PROBLEM TO WORK ON →
Locate all lines with the word "this" and copy them out.

SUPPLIED ENTRIES →

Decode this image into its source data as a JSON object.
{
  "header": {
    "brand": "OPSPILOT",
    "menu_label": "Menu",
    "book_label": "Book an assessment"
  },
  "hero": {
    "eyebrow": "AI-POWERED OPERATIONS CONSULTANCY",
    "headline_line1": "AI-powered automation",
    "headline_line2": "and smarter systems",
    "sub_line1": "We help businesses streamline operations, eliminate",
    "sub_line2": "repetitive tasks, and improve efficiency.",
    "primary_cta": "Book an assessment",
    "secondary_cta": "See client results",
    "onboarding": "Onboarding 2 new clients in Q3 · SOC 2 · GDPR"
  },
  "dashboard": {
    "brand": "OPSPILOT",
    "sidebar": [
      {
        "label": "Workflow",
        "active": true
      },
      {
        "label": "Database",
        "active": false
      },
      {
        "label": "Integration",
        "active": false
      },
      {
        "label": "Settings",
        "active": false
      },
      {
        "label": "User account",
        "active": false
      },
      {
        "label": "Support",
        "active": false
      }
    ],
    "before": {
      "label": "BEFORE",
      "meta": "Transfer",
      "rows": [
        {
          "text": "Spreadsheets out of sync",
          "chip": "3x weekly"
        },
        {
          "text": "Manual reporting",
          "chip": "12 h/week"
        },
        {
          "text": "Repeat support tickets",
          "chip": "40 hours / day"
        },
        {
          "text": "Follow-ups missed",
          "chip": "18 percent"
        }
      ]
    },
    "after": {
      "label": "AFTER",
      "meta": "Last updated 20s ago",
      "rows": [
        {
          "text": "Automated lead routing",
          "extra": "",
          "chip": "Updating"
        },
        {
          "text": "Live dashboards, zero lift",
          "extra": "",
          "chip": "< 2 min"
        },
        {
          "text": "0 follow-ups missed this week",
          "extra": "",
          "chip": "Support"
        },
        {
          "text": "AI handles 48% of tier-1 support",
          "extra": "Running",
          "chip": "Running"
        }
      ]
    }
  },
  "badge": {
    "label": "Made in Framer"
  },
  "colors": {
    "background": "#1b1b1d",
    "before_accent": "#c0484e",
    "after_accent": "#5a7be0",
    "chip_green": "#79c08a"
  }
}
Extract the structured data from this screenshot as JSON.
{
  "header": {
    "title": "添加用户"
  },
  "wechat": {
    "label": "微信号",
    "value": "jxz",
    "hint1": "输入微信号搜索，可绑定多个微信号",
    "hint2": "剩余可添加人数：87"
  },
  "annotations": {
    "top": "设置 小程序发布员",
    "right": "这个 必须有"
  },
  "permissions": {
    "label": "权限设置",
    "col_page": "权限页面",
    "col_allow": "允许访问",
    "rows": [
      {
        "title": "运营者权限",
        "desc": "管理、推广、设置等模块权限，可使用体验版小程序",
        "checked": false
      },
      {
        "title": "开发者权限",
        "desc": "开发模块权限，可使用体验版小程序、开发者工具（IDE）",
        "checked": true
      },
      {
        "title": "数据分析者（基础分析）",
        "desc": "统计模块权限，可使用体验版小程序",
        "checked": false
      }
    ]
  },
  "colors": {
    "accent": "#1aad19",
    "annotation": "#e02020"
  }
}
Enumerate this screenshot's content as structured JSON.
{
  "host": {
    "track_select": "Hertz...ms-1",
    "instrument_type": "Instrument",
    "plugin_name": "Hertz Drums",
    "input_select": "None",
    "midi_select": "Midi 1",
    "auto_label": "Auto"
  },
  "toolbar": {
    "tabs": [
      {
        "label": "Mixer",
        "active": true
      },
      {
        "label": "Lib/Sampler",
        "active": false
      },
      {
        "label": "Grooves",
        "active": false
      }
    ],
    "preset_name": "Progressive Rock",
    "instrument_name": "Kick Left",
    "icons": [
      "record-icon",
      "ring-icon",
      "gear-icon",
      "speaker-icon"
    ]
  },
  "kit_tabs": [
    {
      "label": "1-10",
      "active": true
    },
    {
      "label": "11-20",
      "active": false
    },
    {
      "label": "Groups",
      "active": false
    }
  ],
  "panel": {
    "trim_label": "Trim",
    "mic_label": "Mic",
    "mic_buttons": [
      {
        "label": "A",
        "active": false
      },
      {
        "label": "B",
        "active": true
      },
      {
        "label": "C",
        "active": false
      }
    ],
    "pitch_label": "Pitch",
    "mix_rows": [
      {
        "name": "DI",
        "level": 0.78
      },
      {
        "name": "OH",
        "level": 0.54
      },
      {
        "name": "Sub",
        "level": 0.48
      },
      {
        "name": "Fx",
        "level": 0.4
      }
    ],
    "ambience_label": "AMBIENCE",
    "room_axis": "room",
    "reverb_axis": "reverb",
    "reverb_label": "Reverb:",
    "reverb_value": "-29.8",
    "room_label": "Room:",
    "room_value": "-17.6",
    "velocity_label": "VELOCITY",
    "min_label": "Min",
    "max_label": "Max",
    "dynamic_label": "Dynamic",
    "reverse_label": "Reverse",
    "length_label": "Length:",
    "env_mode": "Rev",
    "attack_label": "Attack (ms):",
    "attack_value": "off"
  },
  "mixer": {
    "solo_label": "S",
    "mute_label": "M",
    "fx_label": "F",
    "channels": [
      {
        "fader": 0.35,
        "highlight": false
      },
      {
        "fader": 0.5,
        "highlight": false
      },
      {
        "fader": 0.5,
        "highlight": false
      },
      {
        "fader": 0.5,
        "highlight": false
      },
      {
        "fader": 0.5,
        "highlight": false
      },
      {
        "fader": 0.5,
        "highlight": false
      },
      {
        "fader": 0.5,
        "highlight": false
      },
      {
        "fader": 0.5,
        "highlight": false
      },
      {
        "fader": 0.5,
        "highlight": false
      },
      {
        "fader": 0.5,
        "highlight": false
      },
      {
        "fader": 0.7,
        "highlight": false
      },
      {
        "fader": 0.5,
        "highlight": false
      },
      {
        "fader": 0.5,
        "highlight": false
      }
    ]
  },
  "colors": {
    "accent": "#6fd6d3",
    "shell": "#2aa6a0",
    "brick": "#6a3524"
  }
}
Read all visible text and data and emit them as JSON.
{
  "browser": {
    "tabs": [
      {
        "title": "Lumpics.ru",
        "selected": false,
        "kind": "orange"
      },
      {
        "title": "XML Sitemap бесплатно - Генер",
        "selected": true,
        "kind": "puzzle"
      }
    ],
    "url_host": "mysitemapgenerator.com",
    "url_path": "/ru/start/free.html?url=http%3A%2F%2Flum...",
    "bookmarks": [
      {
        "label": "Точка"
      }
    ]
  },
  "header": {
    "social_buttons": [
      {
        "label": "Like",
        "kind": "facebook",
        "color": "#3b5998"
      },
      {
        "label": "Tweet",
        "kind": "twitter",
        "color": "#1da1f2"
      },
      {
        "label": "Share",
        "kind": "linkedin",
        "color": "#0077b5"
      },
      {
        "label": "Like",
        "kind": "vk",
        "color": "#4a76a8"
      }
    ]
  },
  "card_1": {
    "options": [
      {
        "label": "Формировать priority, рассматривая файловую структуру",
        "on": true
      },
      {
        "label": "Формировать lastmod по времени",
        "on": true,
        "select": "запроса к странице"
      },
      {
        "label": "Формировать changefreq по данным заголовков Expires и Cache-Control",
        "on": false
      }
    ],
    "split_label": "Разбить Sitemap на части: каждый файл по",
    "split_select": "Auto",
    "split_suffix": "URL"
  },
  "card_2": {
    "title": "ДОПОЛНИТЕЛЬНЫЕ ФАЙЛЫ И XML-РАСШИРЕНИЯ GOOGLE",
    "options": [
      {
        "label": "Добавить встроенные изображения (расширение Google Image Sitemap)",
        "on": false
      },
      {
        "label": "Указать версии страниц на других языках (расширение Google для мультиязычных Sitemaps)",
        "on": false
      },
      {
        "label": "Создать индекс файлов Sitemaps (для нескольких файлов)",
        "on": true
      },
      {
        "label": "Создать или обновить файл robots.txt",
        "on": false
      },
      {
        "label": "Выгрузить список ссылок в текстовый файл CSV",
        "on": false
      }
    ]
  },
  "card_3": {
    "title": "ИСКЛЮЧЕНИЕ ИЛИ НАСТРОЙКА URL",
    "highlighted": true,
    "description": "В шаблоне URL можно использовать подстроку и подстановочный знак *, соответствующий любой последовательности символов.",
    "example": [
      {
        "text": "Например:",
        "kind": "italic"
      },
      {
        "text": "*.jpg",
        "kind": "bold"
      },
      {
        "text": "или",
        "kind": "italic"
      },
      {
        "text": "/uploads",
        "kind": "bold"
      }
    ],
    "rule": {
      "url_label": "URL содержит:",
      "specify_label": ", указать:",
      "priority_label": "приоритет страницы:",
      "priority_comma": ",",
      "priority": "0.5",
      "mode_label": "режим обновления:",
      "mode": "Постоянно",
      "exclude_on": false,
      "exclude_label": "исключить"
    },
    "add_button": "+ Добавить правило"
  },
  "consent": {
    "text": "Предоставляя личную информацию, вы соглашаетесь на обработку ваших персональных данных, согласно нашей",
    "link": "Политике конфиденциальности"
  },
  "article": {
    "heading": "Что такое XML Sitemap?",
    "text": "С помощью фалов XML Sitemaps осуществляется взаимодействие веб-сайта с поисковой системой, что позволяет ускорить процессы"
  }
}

TASK RESPONSE →
Decode this image into its source data as a JSON object.
          "text": "0 follow-ups missed this week",
Extract the structured data from this screenshot as JSON.
Enumerate this screenshot's content as structured JSON.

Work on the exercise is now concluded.